======== Exercise inputs
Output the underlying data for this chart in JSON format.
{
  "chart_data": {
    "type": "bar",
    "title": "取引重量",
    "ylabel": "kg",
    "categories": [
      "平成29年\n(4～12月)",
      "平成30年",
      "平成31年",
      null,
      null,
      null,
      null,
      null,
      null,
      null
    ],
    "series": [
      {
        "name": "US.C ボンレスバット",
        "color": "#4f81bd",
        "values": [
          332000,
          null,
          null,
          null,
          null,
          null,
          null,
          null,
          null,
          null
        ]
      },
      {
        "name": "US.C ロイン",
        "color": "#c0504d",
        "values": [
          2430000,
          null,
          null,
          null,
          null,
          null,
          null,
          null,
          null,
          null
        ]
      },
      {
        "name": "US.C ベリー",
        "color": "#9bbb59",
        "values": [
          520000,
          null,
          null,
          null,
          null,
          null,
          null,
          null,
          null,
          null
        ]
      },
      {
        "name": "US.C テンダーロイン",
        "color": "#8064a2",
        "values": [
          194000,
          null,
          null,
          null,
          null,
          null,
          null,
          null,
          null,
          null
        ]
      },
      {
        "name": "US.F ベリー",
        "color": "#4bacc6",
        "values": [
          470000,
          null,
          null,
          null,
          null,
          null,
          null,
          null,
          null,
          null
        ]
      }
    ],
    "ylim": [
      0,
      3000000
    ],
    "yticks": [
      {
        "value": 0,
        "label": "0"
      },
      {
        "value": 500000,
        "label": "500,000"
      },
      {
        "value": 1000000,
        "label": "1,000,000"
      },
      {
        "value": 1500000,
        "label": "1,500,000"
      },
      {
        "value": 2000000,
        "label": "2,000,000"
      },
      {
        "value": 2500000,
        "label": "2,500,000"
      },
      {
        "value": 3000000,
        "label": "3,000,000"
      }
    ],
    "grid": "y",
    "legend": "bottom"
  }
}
================
▶ Stated problem:
Gather all lines from the listing above in which "color" occurs.

▶ Exercise output:
        "color": "#4f81bd",
        "color": "#c0504d",
        "color": "#9bbb59",
        "color": "#8064a2",
        "color": "#4bacc6",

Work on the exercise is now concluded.